Collected data entries
>> start

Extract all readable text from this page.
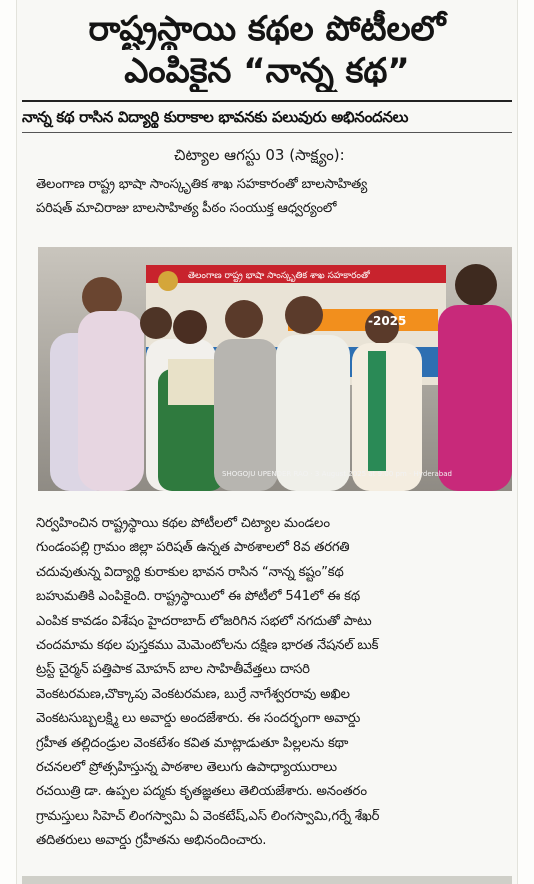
రాష్ట్రస్థాయి కథల పోటీలలో
ఎంపికైన “నాన్న కథ”
నాన్న కథ రాసిన విద్యార్థి కురాకాల భావనకు పలువురు అభినందనలు
చిట్యాల ఆగస్టు 03 (సాక్ష్యం):
తెలంగాణ రాష్ట్ర భాషా సాంస్కృతిక శాఖ సహకారంతో బాలసాహిత్య
పరిషత్ మాచిరాజు బాలసాహిత్య పీఠం సంయుక్త ఆధ్వర్యంలో
తెలంగాణ రాష్ట్ర భాషా సాంస్కృతిక శాఖ సహకారంతో
-2025
SHOGOJU UPENDER RAO · 3 August 2025 at 9:00 pm · Hyderabad
నిర్వహించిన రాష్ట్రస్థాయి కథల పోటీలలో చిట్యాల మండలం
గుండంపల్లి గ్రామం జిల్లా పరిషత్ ఉన్నత పాఠశాలలో 8వ తరగతి
చదువుతున్న విద్యార్థి కురాకుల భావన రాసిన “నాన్న కష్టం”కథ
బహుమతికి ఎంపికైంది. రాష్ట్రస్థాయిలో ఈ పోటీలో 541లో ఈ కథ
ఎంపిక కావడం విశేషం హైదరాబాద్ లోజరిగిన సభలో నగదుతో పాటు
చందమామ కథల పుస్తకము మెమెంటోలను దక్షిణ భారత నేషనల్ బుక్
ట్రస్ట్ చైర్మన్ పత్తిపాక మోహన్ బాల సాహితీవేత్తలు దాసరి
వెంకటరమణ,చొక్కాపు వెంకటరమణ, బుర్రే నాగేశ్వరరావు అఖిల
వెంకటసుబ్బలక్ష్మి లు అవార్డు అందజేశారు. ఈ సందర్భంగా అవార్డు
గ్రహీత తల్లిదండ్రుల వెంకటేశం కవిత మాట్లాడుతూ పిల్లలను కథా
రచనలలో ప్రోత్సహిస్తున్న పాఠశాల తెలుగు ఉపాధ్యాయురాలు
రచయిత్రి డా. ఉప్పల పద్మకు కృతజ్ఞతలు తెలియజేశారు. అనంతరం
గ్రామస్తులు సిహెచ్ లింగస్వామి ఏ వెంకటేష్,ఎస్ లింగస్వామి,గర్నే శేఖర్
తదితరులు అవార్డు గ్రహీతను అభినందించారు.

>> end

> _Problem to solve_
All the records above need to be given again word for word. Skip the pictures.

> _Solution to this exercise_
Extract all readable text from this page.
రాష్ట్రస్థాయి కథల పోటీలలో
ఎంపికైన “నాన్న కథ”
నాన్న కథ రాసిన విద్యార్థి కురాకాల భావనకు పలువురు అభినందనలు
చిట్యాల ఆగస్టు 03 (సాక్ష్యం):
తెలంగాణ రాష్ట్ర భాషా సాంస్కృతిక శాఖ సహకారంతో బాలసాహిత్య
పరిషత్ మాచిరాజు బాలసాహిత్య పీఠం సంయుక్త ఆధ్వర్యంలో
తెలంగాణ రాష్ట్ర భాషా సాంస్కృతిక శాఖ సహకారంతో
-2025
SHOGOJU UPENDER RAO · 3 August 2025 at 9:00 pm · Hyderabad
నిర్వహించిన రాష్ట్రస్థాయి కథల పోటీలలో చిట్యాల మండలం
గుండంపల్లి గ్రామం జిల్లా పరిషత్ ఉన్నత పాఠశాలలో 8వ తరగతి
చదువుతున్న విద్యార్థి కురాకుల భావన రాసిన “నాన్న కష్టం”కథ
బహుమతికి ఎంపికైంది. రాష్ట్రస్థాయిలో ఈ పోటీలో 541లో ఈ కథ
ఎంపిక కావడం విశేషం హైదరాబాద్ లోజరిగిన సభలో నగదుతో పాటు
చందమామ కథల పుస్తకము మెమెంటోలను దక్షిణ భారత నేషనల్ బుక్
ట్రస్ట్ చైర్మన్ పత్తిపాక మోహన్ బాల సాహితీవేత్తలు దాసరి
వెంకటరమణ,చొక్కాపు వెంకటరమణ, బుర్రే నాగేశ్వరరావు అఖిల
వెంకటసుబ్బలక్ష్మి లు అవార్డు అందజేశారు. ఈ సందర్భంగా అవార్డు
గ్రహీత తల్లిదండ్రుల వెంకటేశం కవిత మాట్లాడుతూ పిల్లలను కథా
రచనలలో ప్రోత్సహిస్తున్న పాఠశాల తెలుగు ఉపాధ్యాయురాలు
రచయిత్రి డా. ఉప్పల పద్మకు కృతజ్ఞతలు తెలియజేశారు. అనంతరం
గ్రామస్తులు సిహెచ్ లింగస్వామి ఏ వెంకటేష్,ఎస్ లింగస్వామి,గర్నే శేఖర్
తదితరులు అవార్డు గ్రహీతను అభినందించారు.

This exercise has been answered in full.